Consigne 1
Les affirmations suivantes concordent-elles avec le texte sur les baleiniers basques ? (a) L'exécution des marins naufragés fut ordonnée en 1615. (b) Le décret a été abrogé il y a quatre cents ans. (c) La population locale vivait dans l'abondance après un hiver doux. Pour chacune, répondez par oui ou non en citant à l'identique les mots décisifs du texte.

Extrait du document
═══

Il y a huit ans, l’Islande mettait fin à une parenthèse de 400 ans, en abrogeant un décret qui permettait de tuer des Basques en tout impunité.
Au XVIIème siècle, les baleines devenant rares dans le golfe de Gascogne à cause (déjà !) d'un réchauffement des eaux, nos pêcheurs basques partaient la chasser au large des côtes islandaises, sous le nez des marins locaux qui n'appréciaient guère...
D'autant plus que la population locale connaissait une famine sérieuse après un hiver particulièrement rigoureux, ce qui accentua les tensions.
Profitant du naufrage de galions basques, un responsable local ordonna en 1615 l’exécution des trente-deux marins naufragés. Quand les autorités durent enquêter, l’administrateur de la région prit une position radicale et déclara que les Basques pouvaient être tués en toute impunité.

═══

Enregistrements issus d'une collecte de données
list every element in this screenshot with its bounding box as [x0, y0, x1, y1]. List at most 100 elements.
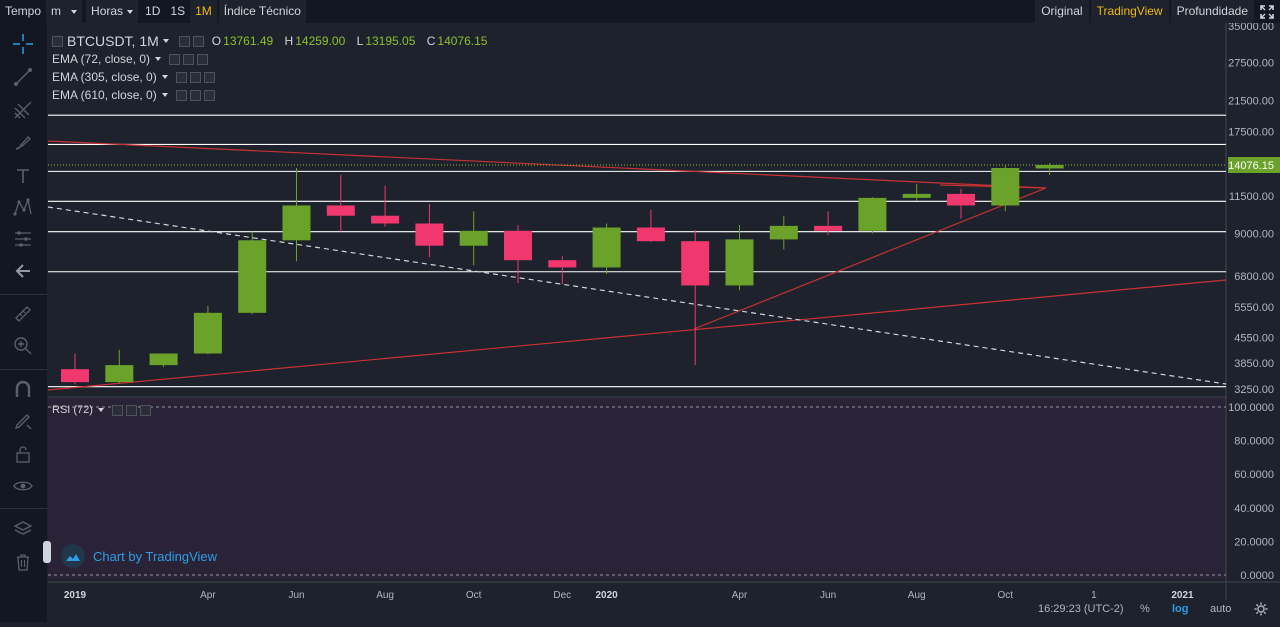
ascending-trendline[interactable]	[47, 279, 1227, 391]
symbol-label[interactable]: BTCUSDT, 1M	[67, 33, 159, 49]
price-tick-label: 5550.00	[1234, 302, 1274, 314]
interval-1s[interactable]: 1S	[170, 4, 186, 18]
candle	[902, 183, 931, 201]
candle-body	[592, 227, 621, 268]
current-price-label: 14076.15	[1228, 160, 1274, 172]
high-key: H	[284, 34, 294, 48]
fib-tool-icon[interactable]	[11, 98, 35, 122]
price-tick-label: 27500.00	[1228, 58, 1274, 70]
indicators-button[interactable]: Índice Técnico	[218, 0, 306, 23]
chevron-down-icon[interactable]	[162, 39, 169, 43]
eye-icon[interactable]	[11, 474, 35, 498]
dashed-trendline[interactable]	[47, 206, 1227, 385]
current-price-badge	[1228, 157, 1280, 173]
drawing-mode-icon[interactable]	[11, 409, 35, 433]
gear-icon[interactable]	[1254, 602, 1268, 619]
candle-body	[105, 365, 134, 383]
minutes-dropdown[interactable]: m	[46, 0, 83, 23]
time-axis[interactable]: 2019 Apr Jun Aug Oct Dec 2020 Apr Jun Aug Oct 1 2021	[64, 590, 1194, 601]
candle-body	[1035, 165, 1064, 169]
close-icon[interactable]	[139, 404, 151, 416]
candle	[636, 209, 665, 243]
triangle-drawing[interactable]	[693, 184, 1047, 330]
view-original[interactable]: Original	[1035, 0, 1089, 23]
pane-resize-handle[interactable]	[43, 541, 51, 563]
time-tick-label: Dec	[553, 590, 571, 601]
brush-icon[interactable]	[11, 131, 35, 155]
trash-icon[interactable]	[11, 550, 35, 574]
chevron-down-icon[interactable]	[97, 408, 104, 412]
time-tick-label: Apr	[732, 590, 748, 601]
trend-line-icon[interactable]	[11, 65, 35, 89]
settings-icon[interactable]	[183, 53, 195, 65]
collapse-icon[interactable]	[52, 35, 63, 47]
chevron-down-icon[interactable]	[161, 75, 168, 79]
prediction-icon[interactable]	[11, 227, 35, 251]
candle	[282, 168, 311, 262]
percent-scale-toggle[interactable]: %	[1140, 603, 1150, 615]
settings-icon[interactable]	[192, 35, 204, 47]
zoom-in-icon[interactable]	[11, 334, 35, 358]
pattern-icon[interactable]	[11, 195, 35, 219]
ruler-icon[interactable]	[11, 302, 35, 326]
time-tick-label: 1	[1091, 590, 1097, 601]
candle-body	[681, 241, 710, 286]
tradingview-watermark[interactable]: Chart by TradingView	[61, 544, 217, 568]
interval-1d[interactable]: 1D	[145, 4, 161, 18]
magnet-icon[interactable]	[11, 377, 35, 401]
price-chart[interactable]: 35000.00 27500.00 21500.00 17500.00 14076.15…	[47, 21, 1280, 622]
settings-icon[interactable]	[189, 71, 201, 83]
candle	[725, 225, 754, 291]
close-icon[interactable]	[203, 71, 215, 83]
view-tradingview[interactable]: TradingView	[1090, 0, 1169, 23]
ema-610-label[interactable]: EMA (610, close, 0)	[52, 88, 157, 102]
ema-72-label[interactable]: EMA (72, close, 0)	[52, 52, 151, 66]
candle-body	[149, 353, 178, 366]
candle-body	[282, 205, 311, 241]
rsi-axis[interactable]: 100.0000 80.0000 60.0000 40.0000 20.0000 0.00…	[1228, 402, 1274, 582]
log-scale-toggle[interactable]: log	[1172, 603, 1189, 615]
auto-scale-toggle[interactable]: auto	[1210, 603, 1232, 615]
candle	[1035, 163, 1064, 175]
rsi-label[interactable]: RSI (72)	[52, 404, 93, 416]
close-icon[interactable]	[203, 89, 215, 101]
time-tick-label: Jun	[820, 590, 836, 601]
visibility-icon[interactable]	[178, 35, 190, 47]
rsi-pane	[48, 398, 1226, 579]
back-arrow-icon[interactable]	[11, 259, 35, 283]
ema-305-label[interactable]: EMA (305, close, 0)	[52, 70, 157, 84]
view-depth[interactable]: Profundidade	[1170, 0, 1254, 23]
close-key: C	[426, 34, 436, 48]
toolbar-divider	[0, 369, 47, 370]
interval-1m[interactable]: 1M	[190, 0, 217, 23]
time-tick-label: Oct	[466, 590, 482, 601]
chevron-down-icon[interactable]	[155, 57, 162, 61]
layers-icon[interactable]	[11, 517, 35, 541]
ema-610-legend: EMA (610, close, 0)	[52, 88, 215, 102]
hours-dropdown[interactable]: Horas	[86, 0, 139, 23]
candle	[371, 185, 400, 227]
low-key: L	[356, 34, 364, 48]
candle	[814, 211, 843, 236]
crosshair-icon[interactable]	[11, 32, 35, 56]
settings-icon[interactable]	[125, 404, 137, 416]
visibility-icon[interactable]	[175, 89, 187, 101]
watermark-text: Chart by TradingView	[93, 548, 218, 564]
chevron-down-icon[interactable]	[161, 93, 168, 97]
candle-body	[504, 230, 532, 261]
fullscreen-icon[interactable]	[1254, 0, 1280, 23]
visibility-icon[interactable]	[169, 53, 181, 65]
price-axis[interactable]: 35000.00 27500.00 21500.00 17500.00 14076.15…	[1228, 21, 1280, 396]
candle	[504, 225, 532, 284]
time-tick-label: 2020	[595, 590, 618, 601]
candle	[681, 229, 710, 366]
candle-body	[238, 240, 267, 313]
visibility-icon[interactable]	[111, 404, 123, 416]
close-icon[interactable]	[197, 53, 209, 65]
visibility-icon[interactable]	[175, 71, 187, 83]
lock-icon[interactable]	[11, 442, 35, 466]
settings-icon[interactable]	[189, 89, 201, 101]
price-tick-label: 6800.00	[1234, 271, 1274, 283]
chart-area[interactable]: 35000.00 27500.00 21500.00 17500.00 14076.15…	[47, 21, 1280, 622]
text-tool-icon[interactable]	[11, 164, 35, 188]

═══

Consigne 2
Convertissez en tableau Markdown les lignes des enregistrements, en commençant par celle qui contient « 279, 1227, 391] » et en terminant par celle qui contient « 157, 1280, 173] », toutes deux comprises. Le tableau aura deux colonnes, « N° » pour le numéro de rang et « Ligne » pour la ligne elle-même, sans les lignes vides.

Réponse finale 1
(a) Oui : « un responsable local ordonna en 1615 l’exécution des trente-deux marins naufragés ».
(b) Non : « Il y a huit ans, l’Islande mettait fin à une parenthèse de 400 ans, en abrogeant un décret ».
(c) Non : « la population locale connaissait une famine sérieuse après un hiver particulièrement rigoureux ».

Réponse finale 2
| N° | Ligne |
|---|---|
| 1 | ascending-trendline[interactable]	[47, 279, 1227, 391] |
| 2 | symbol-label[interactable]: BTCUSDT, 1M	[67, 33, 159, 49] |
| 3 | price-tick-label: 5550.00	[1234, 302, 1274, 314] |
| 4 | interval-1s[interactable]: 1S	[170, 4, 186, 18] |
| 5 | candle	[902, 183, 931, 201] |
| 6 | candle-body	[592, 227, 621, 268] |
| 7 | current-price-label: 14076.15	[1228, 160, 1274, 172] |
| 8 | high-key: H	[284, 34, 294, 48] |
| 9 | fib-tool-icon[interactable]	[11, 98, 35, 122] |
| 10 | price-tick-label: 27500.00	[1228, 58, 1274, 70] |
| 11 | indicators-button[interactable]: Índice Técnico	[218, 0, 306, 23] |
| 12 | chevron-down-icon[interactable]	[162, 39, 169, 43] |
| 13 | eye-icon[interactable]	[11, 474, 35, 498] |
| 14 | dashed-trendline[interactable]	[47, 206, 1227, 385] |
| 15 | current-price-badge	[1228, 157, 1280, 173] |